Every line of the data that contains the string "以课程为核" must be copied.
>> BEGIN Raw data
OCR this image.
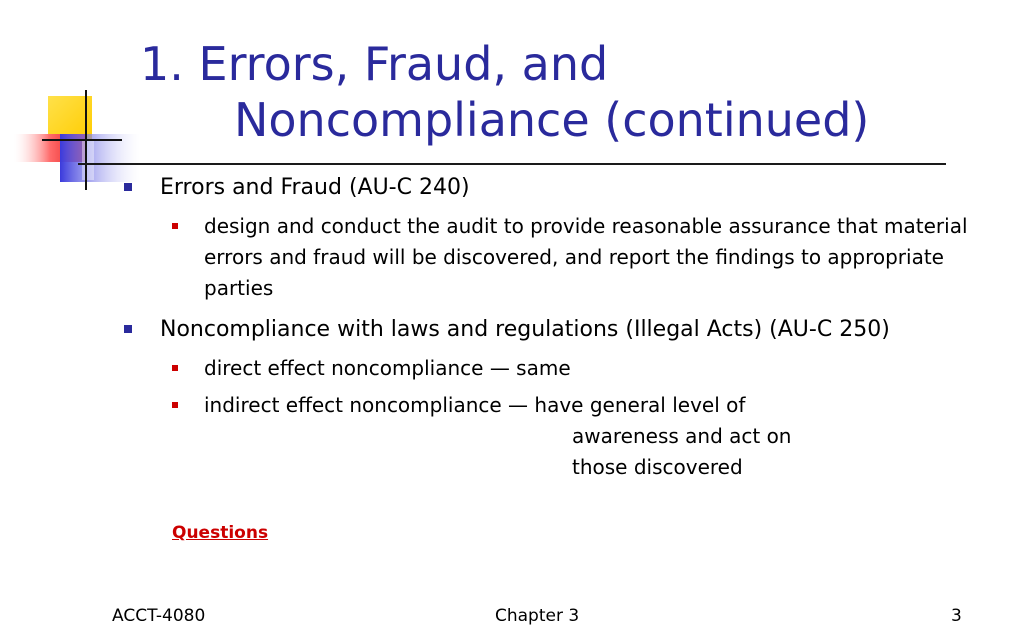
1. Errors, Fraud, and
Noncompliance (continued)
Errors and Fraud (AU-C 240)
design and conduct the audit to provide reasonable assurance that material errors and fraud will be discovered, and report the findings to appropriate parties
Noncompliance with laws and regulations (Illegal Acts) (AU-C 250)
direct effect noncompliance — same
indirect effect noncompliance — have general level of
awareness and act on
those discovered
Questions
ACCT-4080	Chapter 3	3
>> END Raw data
>> BEGIN Raw data
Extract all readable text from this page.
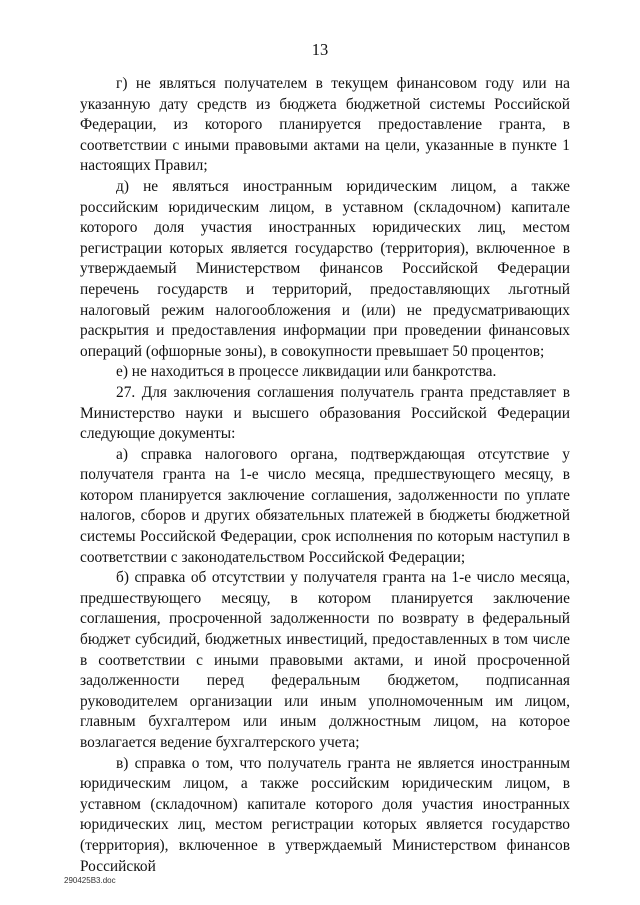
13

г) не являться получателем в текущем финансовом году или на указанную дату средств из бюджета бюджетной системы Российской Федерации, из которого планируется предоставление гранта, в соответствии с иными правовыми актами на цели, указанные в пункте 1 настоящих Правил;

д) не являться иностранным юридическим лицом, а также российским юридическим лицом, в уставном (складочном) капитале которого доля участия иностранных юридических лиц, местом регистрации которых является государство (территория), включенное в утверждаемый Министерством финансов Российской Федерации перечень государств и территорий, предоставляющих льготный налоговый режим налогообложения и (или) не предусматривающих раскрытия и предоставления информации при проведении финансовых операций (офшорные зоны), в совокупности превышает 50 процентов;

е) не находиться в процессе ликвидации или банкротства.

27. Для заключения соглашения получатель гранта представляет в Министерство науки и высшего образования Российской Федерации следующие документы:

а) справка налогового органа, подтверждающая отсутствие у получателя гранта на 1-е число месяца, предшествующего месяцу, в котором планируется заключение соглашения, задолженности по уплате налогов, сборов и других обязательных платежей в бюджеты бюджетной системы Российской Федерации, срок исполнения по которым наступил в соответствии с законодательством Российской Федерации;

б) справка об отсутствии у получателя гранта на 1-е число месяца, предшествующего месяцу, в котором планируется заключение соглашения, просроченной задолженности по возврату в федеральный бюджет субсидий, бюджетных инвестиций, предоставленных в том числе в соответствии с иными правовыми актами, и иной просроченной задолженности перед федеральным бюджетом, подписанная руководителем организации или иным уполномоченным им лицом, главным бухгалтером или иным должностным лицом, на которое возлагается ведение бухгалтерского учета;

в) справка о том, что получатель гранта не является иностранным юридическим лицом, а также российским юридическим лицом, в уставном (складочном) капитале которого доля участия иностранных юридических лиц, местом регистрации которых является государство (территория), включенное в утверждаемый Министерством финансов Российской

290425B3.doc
>> END Raw data
>> BEGIN Raw data
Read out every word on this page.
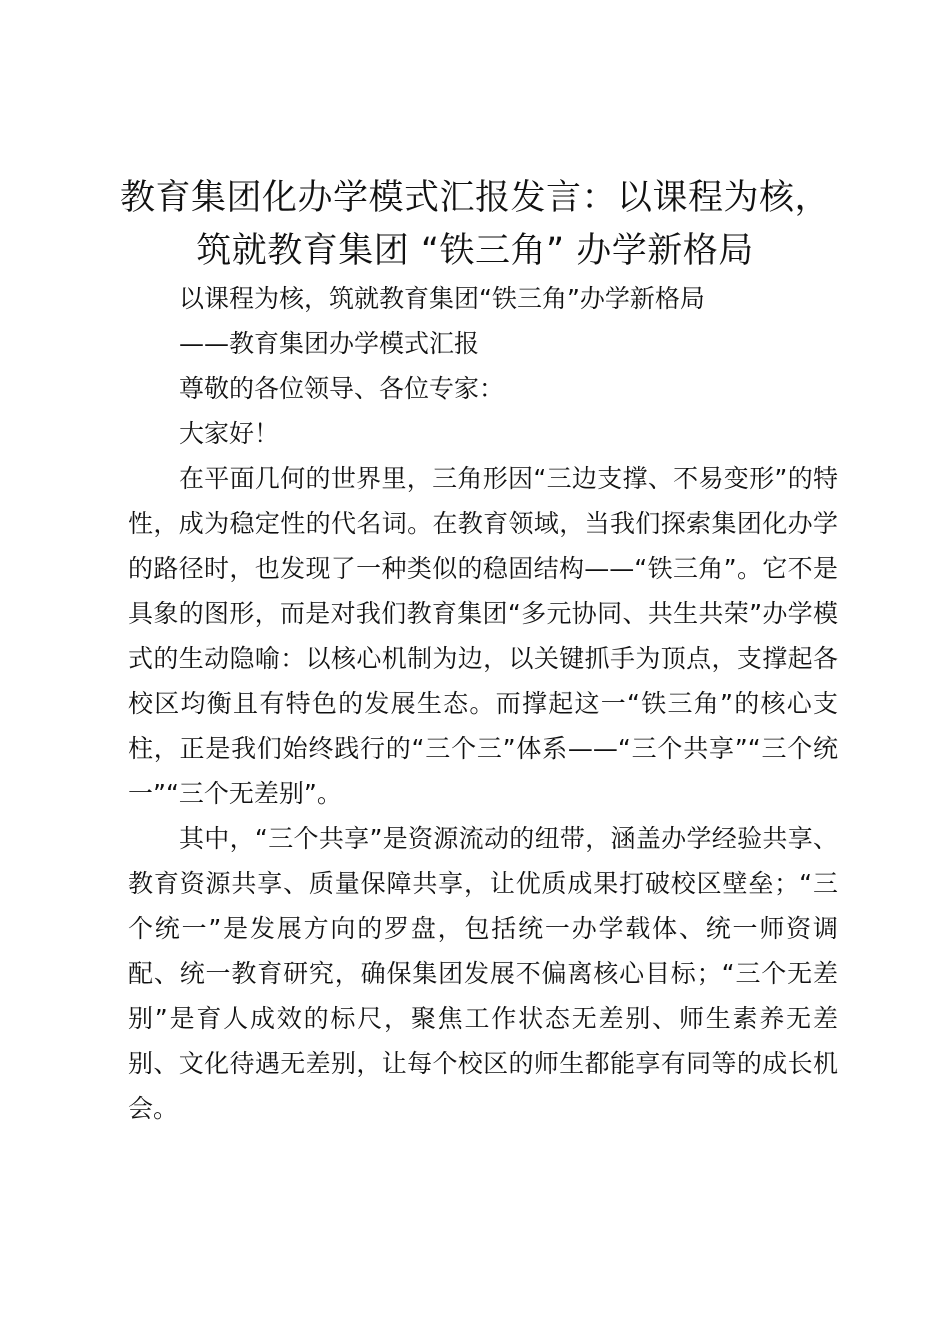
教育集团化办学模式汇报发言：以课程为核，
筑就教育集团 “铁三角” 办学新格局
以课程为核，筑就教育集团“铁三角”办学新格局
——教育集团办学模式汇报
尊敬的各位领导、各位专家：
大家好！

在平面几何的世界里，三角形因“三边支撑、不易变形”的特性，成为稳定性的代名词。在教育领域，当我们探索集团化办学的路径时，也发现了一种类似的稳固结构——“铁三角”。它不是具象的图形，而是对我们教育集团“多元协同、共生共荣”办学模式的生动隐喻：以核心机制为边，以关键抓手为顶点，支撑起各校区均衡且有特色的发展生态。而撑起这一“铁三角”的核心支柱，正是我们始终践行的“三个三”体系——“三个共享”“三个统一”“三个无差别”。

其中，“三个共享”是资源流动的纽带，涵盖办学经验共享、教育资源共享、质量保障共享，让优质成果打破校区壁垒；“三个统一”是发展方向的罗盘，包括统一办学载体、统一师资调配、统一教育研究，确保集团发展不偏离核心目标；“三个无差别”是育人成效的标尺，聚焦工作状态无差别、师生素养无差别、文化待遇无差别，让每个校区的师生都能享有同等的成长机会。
>> END Raw data
## Reply
教育集团化办学模式汇报发言：以课程为核，
以课程为核，筑就教育集团“铁三角”办学新格局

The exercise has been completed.